- [What needs to be done]:
Write out each line that follows exactly as it stands, without the pictures.

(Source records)
——

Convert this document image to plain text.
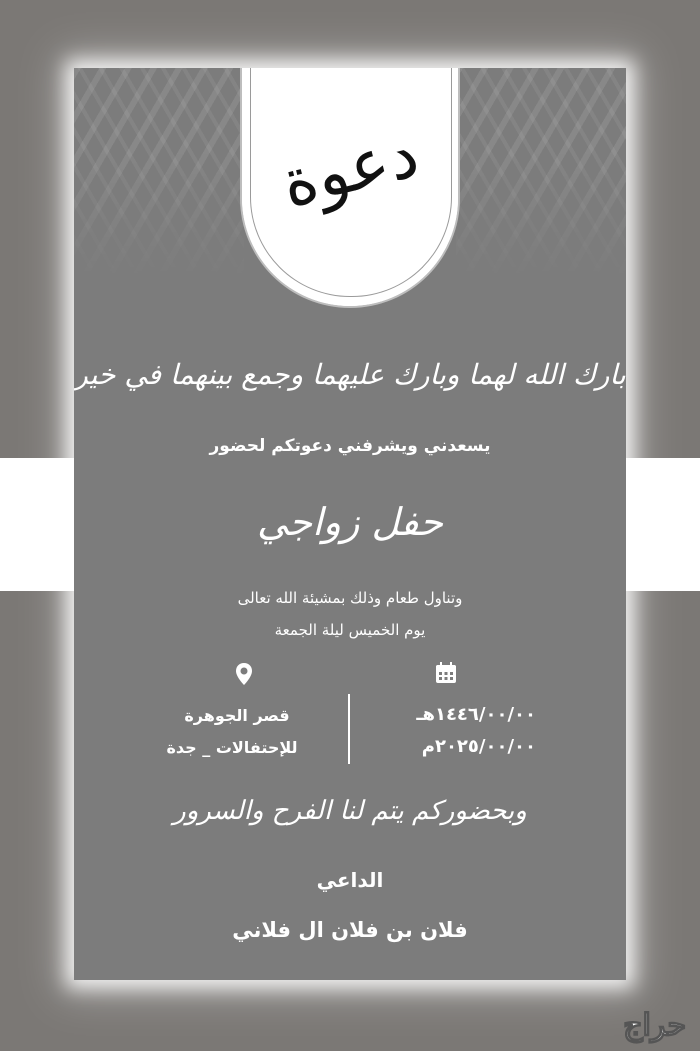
دعوة
بارك الله لهما وبارك عليهما وجمع بينهما في خير
يسعدني ويشرفني دعوتكم لحضور
حفل زواجي
وتناول طعام وذلك بمشيئة الله تعالى
يوم الخميس ليلة الجمعة
١٤٤٦/٠٠/٠٠هـ
٢٠٢٥/٠٠/٠٠م
قصر الجوهرة
للإحتفالات _ جدة
وبحضوركم يتم لنا الفرح والسرور
الداعي
فلان بن فلان ال فلاني
حراج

——

- [Exercise output]:
Convert this document image to plain text.
دعوة
بارك الله لهما وبارك عليهما وجمع بينهما في خير
يسعدني ويشرفني دعوتكم لحضور
حفل زواجي
وتناول طعام وذلك بمشيئة الله تعالى
يوم الخميس ليلة الجمعة
١٤٤٦/٠٠/٠٠هـ
٢٠٢٥/٠٠/٠٠م
قصر الجوهرة
للإحتفالات _ جدة
وبحضوركم يتم لنا الفرح والسرور
الداعي
فلان بن فلان ال فلاني
حراج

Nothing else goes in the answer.